Yazılı Görev:
Sarıkamış şehitlerine dair basın açıklamasını son cümlesinden sonra devam ettirerek yazın.

Kaynak Metin:
○ ○ ○ ○ ○ ○ ○

BASIN AÇIKLAMASI - 07.01.2013
SARIKAMIŞ ŞEHİTLERİNİ DOĞRU ANLAMALIYIZ.
Bundan 98 yıl öncesinde Osmanlı Devleti adına savaşı komuta eden kişilerin emriyle askerlerimiz Rus kuvvetleri üzerine Aralık ve Ocak aylarının soğuk günlerinde taarruz başlatmışlardır. Çetin kış şartları altında başlatılan bu harekat sırasında 90.000 askerimiz düşmanla savaşamadan Allahu Ekber dağlarında donarak şehit olmuşlardır. Bu taarruz, önhazırlıkları yapılmadan yanlış bir zamanda yapılmış bir manevra idi. Bölgeye sevkedilen askerlerimizin üzerinde yazlık kıyafetleri vardı, ayaklarında doğru dürüst ayakkabıları bile yoktu. Karınları aç, güçten düşmüş, yorgun askerlerimiz düşmana bir kurşun dahi sıkma imkanı bulamadan dağda soğuğa teslim edilmiştir.

○ ○ ○ ○ ○ ○ ○

Kayıtlı Veriler:

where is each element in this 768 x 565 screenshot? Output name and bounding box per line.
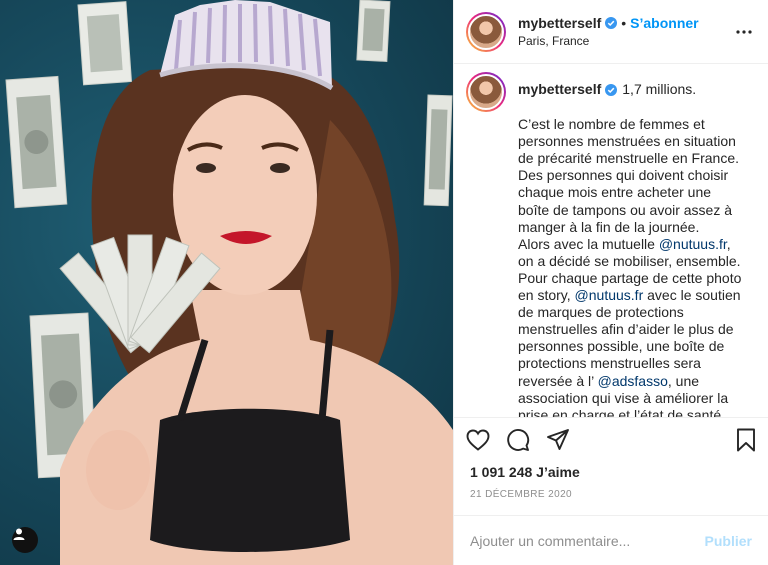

○ ○ ○ ○ ○ ○ ○

Yazılı Yanıt:
Mehmetçiğimizi Sarıkamış’ta donduran kıştan öte onu bu ağır kış şartlarında yürüyüşe ve saldırıya zorlayan anlayış ve yanlış komuta edilişidir. Fakat bu durum Mehmetçiğimizin şehadetini, onların fedakarlığını ortadan kaldırmayacaktır. Askerimiz tüm zamanlarda olduğu gibi; yine verilen görevden dolayı sormadan, sorgulamadan, yılmadan düşmüştü yollara. Ne için gidiyordu? Nereye gidiyordu? Kendisini neler bekliyordu? Bilmiyordu ama sormuyordu da! Çünkü o kimi zaman Galiçya’da, kimi zaman Yemen’de kimi zaman da Balkanlarda, milleti ve devleti için gözünü kırpmadan şehadete atılmıştı.
BU MİLLETİN ÖDEDİĞİ BEDELLER TARİHİ BİR MİRASTIR, DEĞERİ BİLİNMELİDİR.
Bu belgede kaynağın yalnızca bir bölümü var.